* _BRIEF 1_
In the forum passage below, rewrite the paragraph that begins "One thing you can do is leave away your capacitor" more briefly, keeping its main facts.

* _READING PASSAGE_
I would highly recomend to use a schmitt trigger circuit when connecting signals with slow rise/fall to the interrupt inputs of an 8051.

The CPU could see multiple interrups with a high frequency while the signal is in an undefined state (neither logical high nor logical low).

But I would try it in practice maybe the interrupt inputs have a schmitt trigger behavour :)

Just my two cents ...
 

Hi,
you can debounce by software.
Normally slow signals can be triggered to with an interrupt. The moment when the trigger occurs is not precise to the edge of the signal any more. This can now drift by temperature etc.

One thing you can do is leave away your capacitor. when first receiving a rising edge you can disable your interrupt and reenable after a certain timeout period. if the signal than is stable on high level you can reprogram trigger direction to high-low transition. and so on.

Do you really need an interrupt to test a switch ???

* _BRIEF 2_
Rewrite the rows starting at the first row and ending at the row that contains "column-header[interactable]: Время xyxy=(532,309,642,329)", replacing "column-header" with "table-header" and leaving everything else unchanged.

* _RAW DATA_
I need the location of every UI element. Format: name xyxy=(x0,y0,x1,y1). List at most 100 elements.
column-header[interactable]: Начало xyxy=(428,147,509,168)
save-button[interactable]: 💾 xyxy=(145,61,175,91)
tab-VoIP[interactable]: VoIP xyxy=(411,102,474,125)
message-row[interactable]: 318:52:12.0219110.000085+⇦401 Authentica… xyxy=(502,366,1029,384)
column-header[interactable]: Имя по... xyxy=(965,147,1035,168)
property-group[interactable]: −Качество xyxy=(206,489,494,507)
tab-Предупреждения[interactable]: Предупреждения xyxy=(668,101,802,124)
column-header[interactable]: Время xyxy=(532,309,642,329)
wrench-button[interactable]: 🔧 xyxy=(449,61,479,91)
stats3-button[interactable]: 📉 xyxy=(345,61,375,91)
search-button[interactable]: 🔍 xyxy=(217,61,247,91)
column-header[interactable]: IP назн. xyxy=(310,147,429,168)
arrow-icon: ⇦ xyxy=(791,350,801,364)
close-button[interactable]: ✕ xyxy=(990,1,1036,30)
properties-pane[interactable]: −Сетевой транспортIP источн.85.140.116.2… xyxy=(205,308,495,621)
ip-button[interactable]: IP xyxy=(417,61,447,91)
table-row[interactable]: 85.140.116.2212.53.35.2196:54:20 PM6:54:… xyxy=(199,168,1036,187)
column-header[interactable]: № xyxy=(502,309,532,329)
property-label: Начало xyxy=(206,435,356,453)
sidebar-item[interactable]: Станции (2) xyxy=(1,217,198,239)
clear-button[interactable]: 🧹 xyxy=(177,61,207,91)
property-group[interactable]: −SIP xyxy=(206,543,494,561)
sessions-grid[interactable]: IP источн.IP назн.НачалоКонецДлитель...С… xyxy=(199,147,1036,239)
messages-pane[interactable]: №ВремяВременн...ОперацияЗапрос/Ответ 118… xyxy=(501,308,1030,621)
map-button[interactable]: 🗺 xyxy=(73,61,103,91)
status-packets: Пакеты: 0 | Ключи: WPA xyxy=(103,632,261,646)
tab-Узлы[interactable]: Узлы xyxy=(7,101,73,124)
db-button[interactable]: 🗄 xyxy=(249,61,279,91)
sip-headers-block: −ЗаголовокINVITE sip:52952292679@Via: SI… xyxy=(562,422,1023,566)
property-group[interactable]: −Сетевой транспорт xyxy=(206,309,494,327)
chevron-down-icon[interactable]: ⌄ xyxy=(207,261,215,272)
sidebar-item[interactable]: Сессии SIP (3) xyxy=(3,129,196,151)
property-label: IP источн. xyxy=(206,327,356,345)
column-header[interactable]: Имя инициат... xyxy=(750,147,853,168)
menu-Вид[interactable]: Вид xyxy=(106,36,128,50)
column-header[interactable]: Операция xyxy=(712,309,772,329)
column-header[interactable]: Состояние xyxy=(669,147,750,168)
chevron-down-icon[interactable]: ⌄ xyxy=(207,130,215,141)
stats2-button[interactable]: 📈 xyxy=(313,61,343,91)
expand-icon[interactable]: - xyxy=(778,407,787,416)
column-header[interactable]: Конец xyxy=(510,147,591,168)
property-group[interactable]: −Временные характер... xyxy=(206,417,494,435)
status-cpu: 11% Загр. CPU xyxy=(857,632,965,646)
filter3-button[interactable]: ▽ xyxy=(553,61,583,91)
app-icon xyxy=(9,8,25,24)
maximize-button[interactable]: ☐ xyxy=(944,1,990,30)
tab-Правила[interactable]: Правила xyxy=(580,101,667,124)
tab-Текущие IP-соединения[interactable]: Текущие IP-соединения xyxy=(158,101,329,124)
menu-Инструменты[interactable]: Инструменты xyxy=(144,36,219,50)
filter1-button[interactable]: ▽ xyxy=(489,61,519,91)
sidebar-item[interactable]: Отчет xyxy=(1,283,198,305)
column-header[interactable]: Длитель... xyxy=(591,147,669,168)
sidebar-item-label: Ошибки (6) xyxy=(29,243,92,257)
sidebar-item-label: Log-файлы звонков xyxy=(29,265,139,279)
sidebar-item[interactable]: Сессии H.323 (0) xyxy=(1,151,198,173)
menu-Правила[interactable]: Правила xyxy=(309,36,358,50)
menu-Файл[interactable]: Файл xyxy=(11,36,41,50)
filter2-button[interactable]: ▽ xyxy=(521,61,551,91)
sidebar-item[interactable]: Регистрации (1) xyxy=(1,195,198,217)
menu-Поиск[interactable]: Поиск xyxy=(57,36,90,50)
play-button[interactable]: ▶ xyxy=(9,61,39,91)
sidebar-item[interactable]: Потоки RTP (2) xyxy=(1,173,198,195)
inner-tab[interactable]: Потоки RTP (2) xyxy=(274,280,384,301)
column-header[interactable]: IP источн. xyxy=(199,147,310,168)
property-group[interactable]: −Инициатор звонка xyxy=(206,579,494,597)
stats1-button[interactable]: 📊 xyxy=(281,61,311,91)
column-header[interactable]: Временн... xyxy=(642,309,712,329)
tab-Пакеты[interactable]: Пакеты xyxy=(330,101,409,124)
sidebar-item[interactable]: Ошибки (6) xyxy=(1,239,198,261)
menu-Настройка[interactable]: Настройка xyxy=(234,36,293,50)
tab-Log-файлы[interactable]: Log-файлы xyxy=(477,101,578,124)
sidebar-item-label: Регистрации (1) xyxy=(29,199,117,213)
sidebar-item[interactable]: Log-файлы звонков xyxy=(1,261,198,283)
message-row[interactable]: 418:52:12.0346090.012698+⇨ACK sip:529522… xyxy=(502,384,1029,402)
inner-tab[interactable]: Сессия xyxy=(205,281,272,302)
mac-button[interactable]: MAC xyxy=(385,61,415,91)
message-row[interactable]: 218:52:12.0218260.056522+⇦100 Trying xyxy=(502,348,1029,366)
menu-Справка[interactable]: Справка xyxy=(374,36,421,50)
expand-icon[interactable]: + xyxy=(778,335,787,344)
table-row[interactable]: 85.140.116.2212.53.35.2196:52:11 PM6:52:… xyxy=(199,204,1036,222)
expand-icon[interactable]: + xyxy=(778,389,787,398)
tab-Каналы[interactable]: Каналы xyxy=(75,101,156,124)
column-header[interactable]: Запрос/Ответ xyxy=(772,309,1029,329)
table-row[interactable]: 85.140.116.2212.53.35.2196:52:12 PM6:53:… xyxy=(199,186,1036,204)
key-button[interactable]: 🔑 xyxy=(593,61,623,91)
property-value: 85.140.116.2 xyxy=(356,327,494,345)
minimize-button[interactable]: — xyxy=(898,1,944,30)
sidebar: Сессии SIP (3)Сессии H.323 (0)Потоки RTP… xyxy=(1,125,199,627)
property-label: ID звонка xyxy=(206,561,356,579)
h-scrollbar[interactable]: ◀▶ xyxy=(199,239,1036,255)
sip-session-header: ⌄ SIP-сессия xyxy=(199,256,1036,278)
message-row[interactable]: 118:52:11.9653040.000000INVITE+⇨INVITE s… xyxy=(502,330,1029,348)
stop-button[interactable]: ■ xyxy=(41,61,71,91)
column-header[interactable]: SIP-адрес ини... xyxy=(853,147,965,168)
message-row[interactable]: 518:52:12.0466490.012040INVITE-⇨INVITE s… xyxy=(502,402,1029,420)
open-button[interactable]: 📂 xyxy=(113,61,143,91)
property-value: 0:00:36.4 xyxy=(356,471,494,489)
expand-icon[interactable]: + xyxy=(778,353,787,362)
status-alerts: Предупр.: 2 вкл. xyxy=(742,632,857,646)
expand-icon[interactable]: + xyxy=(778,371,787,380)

* _PROBLEM SOLUTION 1_
Remove the capacitor. On the first rising edge, disable the interrupt and re-enable it after a set timeout. If the signal is then stable at high level, reprogram the trigger for the high-to-low transition, and so on.

* _PROBLEM SOLUTION 2_
I need the location of every UI element. Format: name xyxy=(x0,y0,x1,y1). List at most 100 elements.
table-header[interactable]: Начало xyxy=(428,147,509,168)
save-button[interactable]: 💾 xyxy=(145,61,175,91)
tab-VoIP[interactable]: VoIP xyxy=(411,102,474,125)
message-row[interactable]: 318:52:12.0219110.000085+⇦401 Authentica… xyxy=(502,366,1029,384)
table-header[interactable]: Имя по... xyxy=(965,147,1035,168)
property-group[interactable]: −Качество xyxy=(206,489,494,507)
tab-Предупреждения[interactable]: Предупреждения xyxy=(668,101,802,124)
table-header[interactable]: Время xyxy=(532,309,642,329)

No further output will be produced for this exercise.